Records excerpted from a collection

────────────────────────────────────────

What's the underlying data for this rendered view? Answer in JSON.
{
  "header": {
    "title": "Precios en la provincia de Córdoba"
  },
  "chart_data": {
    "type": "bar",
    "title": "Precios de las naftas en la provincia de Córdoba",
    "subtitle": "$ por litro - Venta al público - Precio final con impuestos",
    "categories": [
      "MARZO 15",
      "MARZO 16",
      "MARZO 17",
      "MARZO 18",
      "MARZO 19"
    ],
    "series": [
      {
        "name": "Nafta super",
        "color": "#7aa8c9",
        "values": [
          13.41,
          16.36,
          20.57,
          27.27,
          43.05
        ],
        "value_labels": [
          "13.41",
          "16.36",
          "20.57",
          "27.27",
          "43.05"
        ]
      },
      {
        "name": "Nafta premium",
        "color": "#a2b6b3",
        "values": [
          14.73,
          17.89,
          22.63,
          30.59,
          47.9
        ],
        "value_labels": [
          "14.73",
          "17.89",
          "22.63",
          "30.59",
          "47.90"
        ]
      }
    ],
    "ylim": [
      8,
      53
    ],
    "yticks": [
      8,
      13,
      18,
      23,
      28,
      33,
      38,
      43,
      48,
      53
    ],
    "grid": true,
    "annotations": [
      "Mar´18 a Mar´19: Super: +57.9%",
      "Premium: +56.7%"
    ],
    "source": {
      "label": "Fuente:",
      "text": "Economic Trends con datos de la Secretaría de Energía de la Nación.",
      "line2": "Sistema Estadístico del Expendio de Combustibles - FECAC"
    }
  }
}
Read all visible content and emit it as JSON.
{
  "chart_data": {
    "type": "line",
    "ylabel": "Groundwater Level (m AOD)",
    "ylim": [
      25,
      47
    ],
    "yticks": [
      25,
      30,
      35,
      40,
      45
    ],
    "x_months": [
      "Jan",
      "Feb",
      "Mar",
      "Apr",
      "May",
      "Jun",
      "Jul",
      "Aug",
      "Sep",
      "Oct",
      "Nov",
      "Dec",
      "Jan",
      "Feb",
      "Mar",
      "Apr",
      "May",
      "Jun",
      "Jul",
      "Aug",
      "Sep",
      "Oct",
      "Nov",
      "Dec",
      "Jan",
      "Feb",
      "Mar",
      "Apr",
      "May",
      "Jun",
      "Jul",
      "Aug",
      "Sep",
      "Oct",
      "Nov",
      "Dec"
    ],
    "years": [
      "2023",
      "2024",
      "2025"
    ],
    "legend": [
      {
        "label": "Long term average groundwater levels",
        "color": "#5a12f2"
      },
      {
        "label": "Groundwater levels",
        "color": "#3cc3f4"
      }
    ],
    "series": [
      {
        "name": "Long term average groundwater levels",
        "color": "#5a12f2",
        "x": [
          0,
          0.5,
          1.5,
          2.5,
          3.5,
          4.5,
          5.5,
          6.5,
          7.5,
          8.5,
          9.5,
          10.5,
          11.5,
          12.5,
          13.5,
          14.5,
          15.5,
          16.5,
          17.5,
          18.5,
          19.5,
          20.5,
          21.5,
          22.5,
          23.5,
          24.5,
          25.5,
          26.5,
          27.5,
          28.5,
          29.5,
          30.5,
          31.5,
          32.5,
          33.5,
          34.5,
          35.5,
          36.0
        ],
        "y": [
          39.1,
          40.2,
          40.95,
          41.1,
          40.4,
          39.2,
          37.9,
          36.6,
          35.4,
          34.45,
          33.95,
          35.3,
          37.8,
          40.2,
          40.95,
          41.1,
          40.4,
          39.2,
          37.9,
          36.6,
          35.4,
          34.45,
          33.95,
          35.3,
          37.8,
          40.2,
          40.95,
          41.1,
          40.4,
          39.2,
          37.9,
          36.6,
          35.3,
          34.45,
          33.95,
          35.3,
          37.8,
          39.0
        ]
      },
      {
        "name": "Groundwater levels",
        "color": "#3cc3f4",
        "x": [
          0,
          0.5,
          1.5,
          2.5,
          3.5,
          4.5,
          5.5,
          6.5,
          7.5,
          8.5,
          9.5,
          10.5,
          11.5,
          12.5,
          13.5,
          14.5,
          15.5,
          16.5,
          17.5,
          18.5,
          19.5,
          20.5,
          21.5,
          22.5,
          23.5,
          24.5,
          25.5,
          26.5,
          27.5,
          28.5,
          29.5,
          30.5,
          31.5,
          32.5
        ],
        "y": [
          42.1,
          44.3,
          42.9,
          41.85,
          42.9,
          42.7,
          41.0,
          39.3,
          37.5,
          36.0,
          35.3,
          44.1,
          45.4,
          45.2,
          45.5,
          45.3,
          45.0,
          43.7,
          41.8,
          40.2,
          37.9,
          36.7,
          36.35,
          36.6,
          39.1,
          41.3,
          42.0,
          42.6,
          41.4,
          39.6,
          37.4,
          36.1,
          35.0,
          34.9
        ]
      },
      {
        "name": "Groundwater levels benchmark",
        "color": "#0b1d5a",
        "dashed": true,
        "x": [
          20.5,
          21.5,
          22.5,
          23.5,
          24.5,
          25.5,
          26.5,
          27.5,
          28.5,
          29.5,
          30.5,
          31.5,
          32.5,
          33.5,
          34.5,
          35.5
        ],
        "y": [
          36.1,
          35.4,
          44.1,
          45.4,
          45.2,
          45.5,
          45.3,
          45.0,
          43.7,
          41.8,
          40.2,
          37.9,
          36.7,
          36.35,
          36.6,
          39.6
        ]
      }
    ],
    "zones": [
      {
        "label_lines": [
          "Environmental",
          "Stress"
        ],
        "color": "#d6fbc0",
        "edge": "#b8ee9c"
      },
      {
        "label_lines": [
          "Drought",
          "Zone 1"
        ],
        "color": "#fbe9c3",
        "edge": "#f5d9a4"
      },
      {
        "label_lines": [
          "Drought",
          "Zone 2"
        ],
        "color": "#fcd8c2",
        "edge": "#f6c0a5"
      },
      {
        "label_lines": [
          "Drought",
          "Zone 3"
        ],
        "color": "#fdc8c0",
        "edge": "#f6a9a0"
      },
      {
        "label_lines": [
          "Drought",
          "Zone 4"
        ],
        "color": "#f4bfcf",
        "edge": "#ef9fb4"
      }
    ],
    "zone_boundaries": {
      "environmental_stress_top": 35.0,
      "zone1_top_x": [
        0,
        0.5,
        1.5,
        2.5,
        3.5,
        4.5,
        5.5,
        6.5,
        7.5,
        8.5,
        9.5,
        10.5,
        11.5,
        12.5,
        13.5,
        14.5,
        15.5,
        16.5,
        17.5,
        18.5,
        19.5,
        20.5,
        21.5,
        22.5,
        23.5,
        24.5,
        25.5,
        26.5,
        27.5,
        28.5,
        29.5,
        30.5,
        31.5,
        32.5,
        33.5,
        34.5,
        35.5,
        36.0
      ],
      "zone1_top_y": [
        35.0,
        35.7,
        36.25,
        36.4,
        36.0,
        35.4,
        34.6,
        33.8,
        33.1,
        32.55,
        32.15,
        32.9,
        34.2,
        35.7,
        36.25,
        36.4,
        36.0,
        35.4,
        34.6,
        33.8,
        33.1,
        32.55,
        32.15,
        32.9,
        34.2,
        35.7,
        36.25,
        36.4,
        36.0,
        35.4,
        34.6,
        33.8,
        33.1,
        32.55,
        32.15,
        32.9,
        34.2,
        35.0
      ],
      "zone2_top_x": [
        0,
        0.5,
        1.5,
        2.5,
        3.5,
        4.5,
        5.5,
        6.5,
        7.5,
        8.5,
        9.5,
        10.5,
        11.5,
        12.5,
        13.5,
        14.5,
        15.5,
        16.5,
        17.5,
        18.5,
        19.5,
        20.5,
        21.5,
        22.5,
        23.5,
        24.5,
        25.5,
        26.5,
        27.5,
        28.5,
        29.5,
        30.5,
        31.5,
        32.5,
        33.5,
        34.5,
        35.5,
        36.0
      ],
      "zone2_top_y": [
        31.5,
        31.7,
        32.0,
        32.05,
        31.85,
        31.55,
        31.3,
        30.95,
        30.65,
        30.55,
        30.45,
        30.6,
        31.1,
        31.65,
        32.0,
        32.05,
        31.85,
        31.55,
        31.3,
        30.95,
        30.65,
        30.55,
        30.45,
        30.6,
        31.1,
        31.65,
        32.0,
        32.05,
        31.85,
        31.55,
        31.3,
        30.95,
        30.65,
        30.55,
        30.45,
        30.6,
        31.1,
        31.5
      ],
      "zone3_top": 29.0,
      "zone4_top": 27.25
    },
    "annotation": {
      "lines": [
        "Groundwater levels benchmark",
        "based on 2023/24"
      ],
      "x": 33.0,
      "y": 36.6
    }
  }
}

────────────────────────────────────────

- What the exercise asks:
From the entries, report each line that includes the word "Long".

- Exercise response:
        "label": "Long term average groundwater levels",
        "name": "Long term average groundwater levels",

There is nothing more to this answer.